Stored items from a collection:
## start
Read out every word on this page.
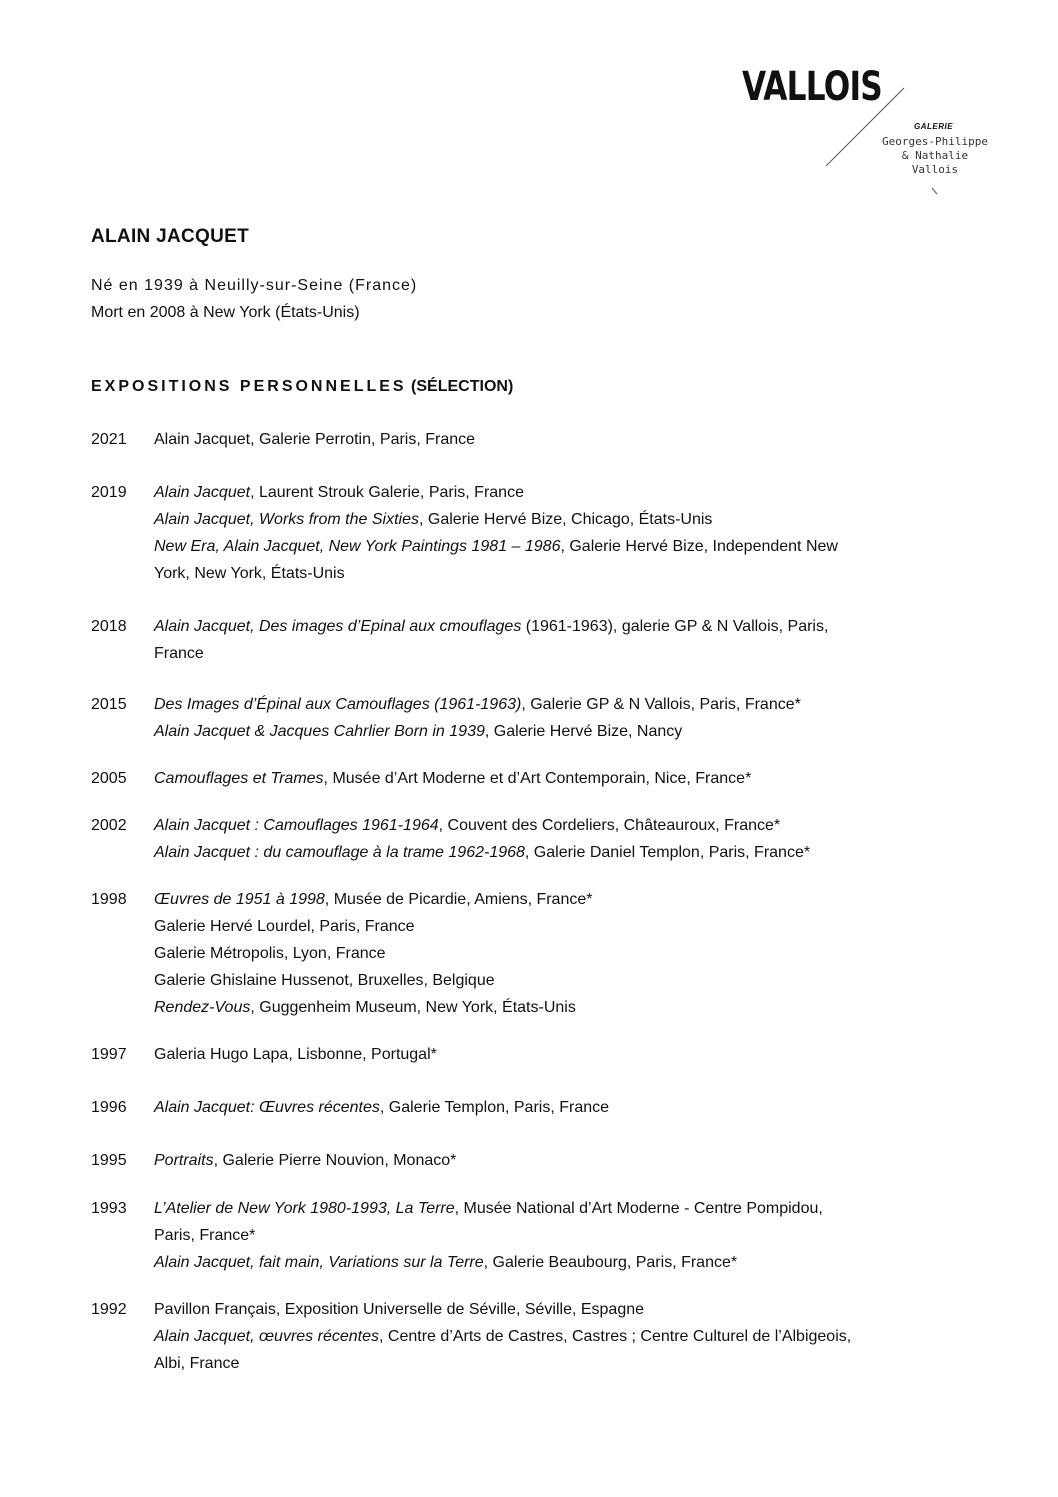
VALLOIS
GALERIE
Georges-Philippe
& Nathalie
Vallois
ALAIN JACQUET
Né en 1939 à Neuilly-sur-Seine (France)
Mort en 2008 à New York (États-Unis)
EXPOSITIONS PERSONNELLES (SÉLECTION)
2021	Alain Jacquet, Galerie Perrotin, Paris, France
2019	Alain Jacquet, Laurent Strouk Galerie, Paris, France
Alain Jacquet, Works from the Sixties, Galerie Hervé Bize, Chicago, États-Unis
New Era, Alain Jacquet, New York Paintings 1981 – 1986, Galerie Hervé Bize, Independent New
York, New York, États-Unis
2018	Alain Jacquet, Des images d’Epinal aux cmouflages (1961-1963), galerie GP & N Vallois, Paris,
France
2015	Des Images d’Épinal aux Camouflages (1961-1963), Galerie GP & N Vallois, Paris, France*
Alain Jacquet & Jacques Cahrlier Born in 1939, Galerie Hervé Bize, Nancy
2005	Camouflages et Trames, Musée d’Art Moderne et d’Art Contemporain, Nice, France*
2002	Alain Jacquet : Camouflages 1961-1964, Couvent des Cordeliers, Châteauroux, France*
Alain Jacquet : du camouflage à la trame 1962-1968, Galerie Daniel Templon, Paris, France*
1998	Œuvres de 1951 à 1998, Musée de Picardie, Amiens, France*
Galerie Hervé Lourdel, Paris, France
Galerie Métropolis, Lyon, France
Galerie Ghislaine Hussenot, Bruxelles, Belgique
Rendez-Vous, Guggenheim Museum, New York, États-Unis
1997	Galeria Hugo Lapa, Lisbonne, Portugal*
1996	Alain Jacquet: Œuvres récentes, Galerie Templon, Paris, France
1995	Portraits, Galerie Pierre Nouvion, Monaco*
1993	L’Atelier de New York 1980-1993, La Terre, Musée National d’Art Moderne - Centre Pompidou,
Paris, France*
Alain Jacquet, fait main, Variations sur la Terre, Galerie Beaubourg, Paris, France*
1992	Pavillon Français, Exposition Universelle de Séville, Séville, Espagne
Alain Jacquet, œuvres récentes, Centre d’Arts de Castres, Castres ; Centre Culturel de l’Albigeois,
Albi, France
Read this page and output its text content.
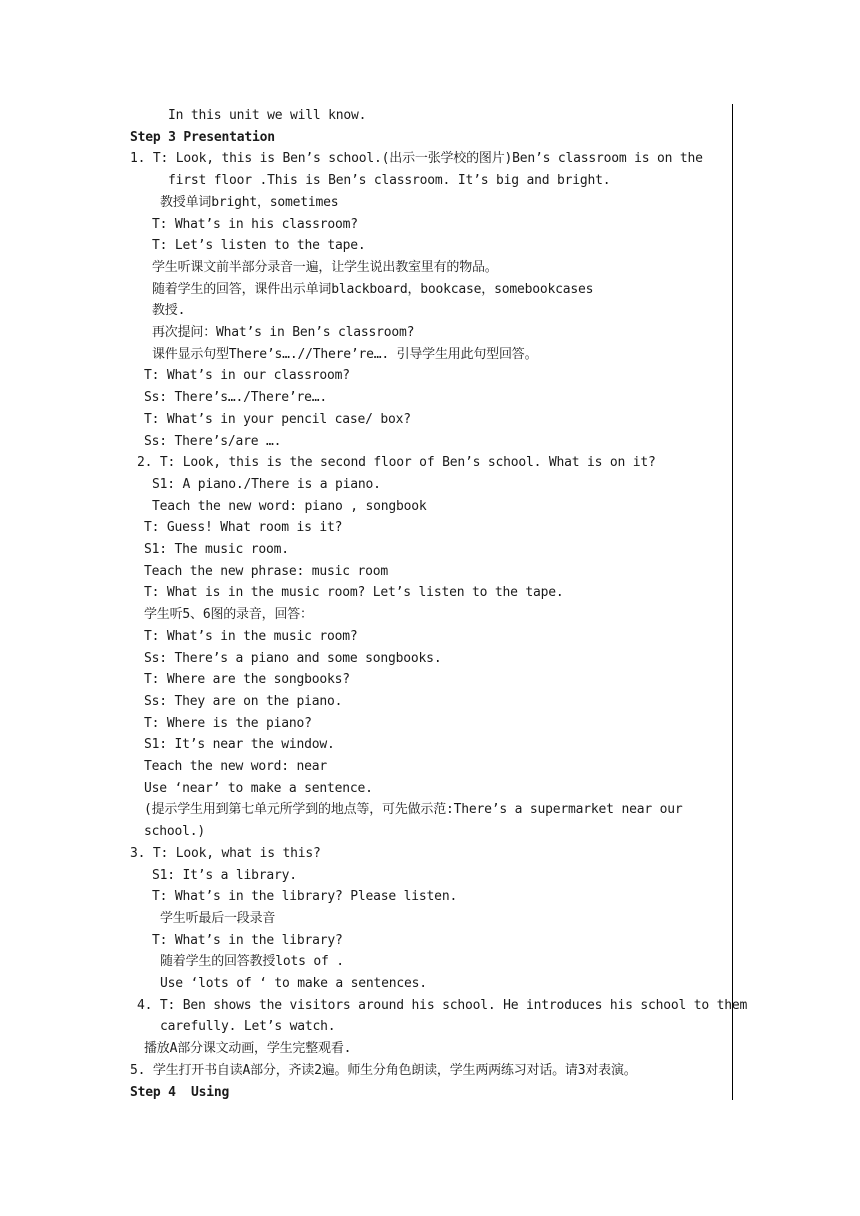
In this unit we will know.
Step 3 Presentation
1. T: Look, this is Ben’s school.(出示一张学校的图片)Ben’s classroom is on the
first floor .This is Ben’s classroom. It’s big and bright.
教授单词bright，sometimes
T: What’s in his classroom?
T: Let’s listen to the tape.
学生听课文前半部分录音一遍，让学生说出教室里有的物品。
随着学生的回答，课件出示单词blackboard，bookcase，somebookcases
教授.
再次提问：What’s in Ben’s classroom?
课件显示句型There’s….//There’re…. 引导学生用此句型回答。
T: What’s in our classroom?
Ss: There’s…./There’re….
T: What’s in your pencil case/ box?
Ss: There’s/are ….
2. T: Look, this is the second floor of Ben’s school. What is on it?
S1: A piano./There is a piano.
Teach the new word: piano , songbook
T: Guess! What room is it?
S1: The music room.
Teach the new phrase: music room
T: What is in the music room? Let’s listen to the tape.
学生听5、6图的录音，回答：
T: What’s in the music room?
Ss: There’s a piano and some songbooks.
T: Where are the songbooks?
Ss: They are on the piano.
T: Where is the piano?
S1: It’s near the window.
Teach the new word: near
Use ‘near’ to make a sentence.
(提示学生用到第七单元所学到的地点等，可先做示范:There’s a supermarket near our
school.)
3. T: Look, what is this?
S1: It’s a library.
T: What’s in the library? Please listen.
学生听最后一段录音
T: What’s in the library?
随着学生的回答教授lots of .
Use ‘lots of ‘ to make a sentences.
4. T: Ben shows the visitors around his school. He introduces his school to them
carefully. Let’s watch.
播放A部分课文动画，学生完整观看.
5. 学生打开书自读A部分，齐读2遍。师生分角色朗读，学生两两练习对话。请3对表演。
Step 4  Using
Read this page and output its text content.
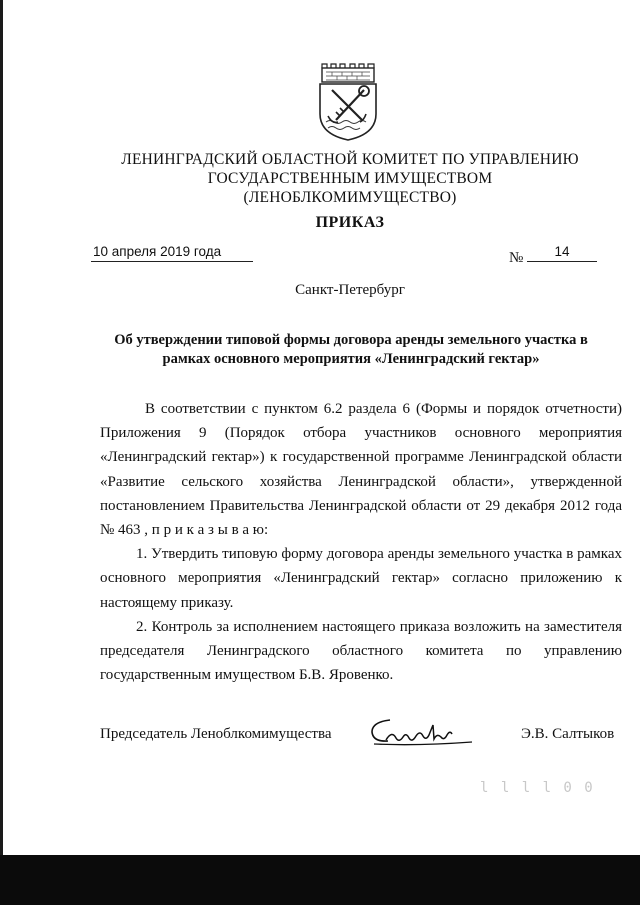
ЛЕНИНГРАДСКИЙ ОБЛАСТНОЙ КОМИТЕТ ПО УПРАВЛЕНИЮ
ГОСУДАРСТВЕННЫМ ИМУЩЕСТВОМ
(ЛЕНОБЛКОМИМУЩЕСТВО)
ПРИКАЗ
10 апреля 2019 года	№	14
Санкт-Петербург
Об утверждении типовой формы договора аренды земельного участка в
рамках основного мероприятия «Ленинградский гектар»

В соответствии с пунктом 6.2 раздела 6 (Формы и порядок отчетности) Приложения 9 (Порядок отбора участников основного мероприятия «Ленинградский гектар») к государственной программе Ленинградской области «Развитие сельского хозяйства Ленинградской области», утвержденной постановлением Правительства Ленинградской области от 29 декабря 2012 года № 463 , п р и к а з ы в а ю:

1. Утвердить типовую форму договора аренды земельного участка в рамках основного мероприятия «Ленинградский гектар» согласно приложению к настоящему приказу.

2. Контроль за исполнением настоящего приказа возложить на заместителя председателя Ленинградского областного комитета по управлению государственным имуществом Б.В. Яровенко.

Председатель Леноблкомимущества	Э.В. Салтыков
l l l l 0 0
## end
Stated task: What is the number of lines in this listing that contain the word "near"? Answer with that number and nothing else.

Response to this task: 4